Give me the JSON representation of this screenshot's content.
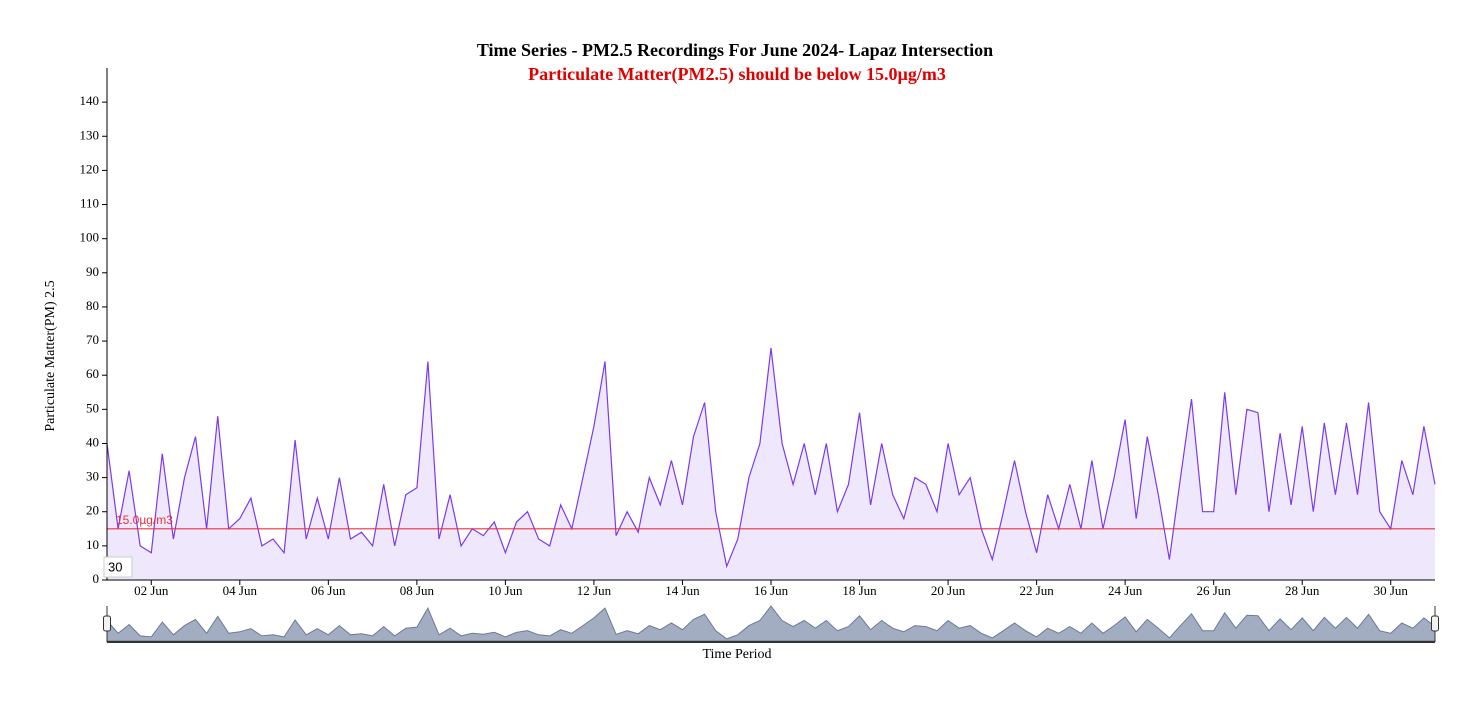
{
  "chart_data": {
    "type": "line",
    "title": "Time Series - PM2.5 Recordings For June 2024- Lapaz Intersection",
    "subtitle": "Particulate Matter(PM2.5) should be below 15.0µg/m3",
    "y_label": "Particulate Matter(PM) 2.5",
    "x_label": "Time Period",
    "tooltip": "30",
    "threshold": {
      "value": 15,
      "label": "15.0µg/m3",
      "color": "#e8323c"
    },
    "xlim": [
      1,
      31
    ],
    "xticks": [
      {
        "value": 2,
        "label": "02 Jun"
      },
      {
        "value": 4,
        "label": "04 Jun"
      },
      {
        "value": 6,
        "label": "06 Jun"
      },
      {
        "value": 8,
        "label": "08 Jun"
      },
      {
        "value": 10,
        "label": "10 Jun"
      },
      {
        "value": 12,
        "label": "12 Jun"
      },
      {
        "value": 14,
        "label": "14 Jun"
      },
      {
        "value": 16,
        "label": "16 Jun"
      },
      {
        "value": 18,
        "label": "18 Jun"
      },
      {
        "value": 20,
        "label": "20 Jun"
      },
      {
        "value": 22,
        "label": "22 Jun"
      },
      {
        "value": 24,
        "label": "24 Jun"
      },
      {
        "value": 26,
        "label": "26 Jun"
      },
      {
        "value": 28,
        "label": "28 Jun"
      },
      {
        "value": 30,
        "label": "30 Jun"
      }
    ],
    "ylim": [
      0,
      150
    ],
    "yticks": [
      0,
      10,
      20,
      30,
      40,
      50,
      60,
      70,
      80,
      90,
      100,
      110,
      120,
      130,
      140
    ],
    "x": [
      1,
      1.25,
      1.5,
      1.75,
      2,
      2.25,
      2.5,
      2.75,
      3,
      3.25,
      3.5,
      3.75,
      4,
      4.25,
      4.5,
      4.75,
      5,
      5.25,
      5.5,
      5.75,
      6,
      6.25,
      6.5,
      6.75,
      7,
      7.25,
      7.5,
      7.75,
      8,
      8.25,
      8.5,
      8.75,
      9,
      9.25,
      9.5,
      9.75,
      10,
      10.25,
      10.5,
      10.75,
      11,
      11.25,
      11.5,
      11.75,
      12,
      12.25,
      12.5,
      12.75,
      13,
      13.25,
      13.5,
      13.75,
      14,
      14.25,
      14.5,
      14.75,
      15,
      15.25,
      15.5,
      15.75,
      16,
      16.25,
      16.5,
      16.75,
      17,
      17.25,
      17.5,
      17.75,
      18,
      18.25,
      18.5,
      18.75,
      19,
      19.25,
      19.5,
      19.75,
      20,
      20.25,
      20.5,
      20.75,
      21,
      21.25,
      21.5,
      21.75,
      22,
      22.25,
      22.5,
      22.75,
      23,
      23.25,
      23.5,
      23.75,
      24,
      24.25,
      24.5,
      24.75,
      25,
      25.25,
      25.5,
      25.75,
      26,
      26.25,
      26.5,
      26.75,
      27,
      27.25,
      27.5,
      27.75,
      28,
      28.25,
      28.5,
      28.75,
      29,
      29.25,
      29.5,
      29.75,
      30,
      30.25,
      30.5,
      30.75,
      31
    ],
    "series": [
      {
        "name": "PM2.5",
        "color": "#7c3aed",
        "fill": "#efe8fc",
        "values": [
          40,
          15,
          32,
          10,
          8,
          37,
          12,
          30,
          42,
          15,
          48,
          15,
          18,
          24,
          10,
          12,
          8,
          41,
          12,
          24,
          12,
          30,
          12,
          14,
          10,
          28,
          10,
          25,
          27,
          64,
          12,
          25,
          10,
          15,
          13,
          17,
          8,
          17,
          20,
          12,
          10,
          22,
          15,
          30,
          45,
          64,
          13,
          20,
          14,
          30,
          22,
          35,
          22,
          42,
          52,
          20,
          4,
          12,
          30,
          40,
          68,
          40,
          28,
          40,
          25,
          40,
          20,
          28,
          49,
          22,
          40,
          25,
          18,
          30,
          28,
          20,
          40,
          25,
          30,
          15,
          6,
          20,
          35,
          20,
          8,
          25,
          15,
          28,
          15,
          35,
          15,
          30,
          47,
          18,
          42,
          25,
          6,
          30,
          53,
          20,
          20,
          55,
          25,
          50,
          49,
          20,
          43,
          22,
          45,
          20,
          46,
          25,
          46,
          25,
          52,
          20,
          15,
          35,
          25,
          45,
          28
        ]
      }
    ]
  }
}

## Work instructions:
State the count of lines above containing the string "Matter", and add nothing to it.

## Exercise solution:
2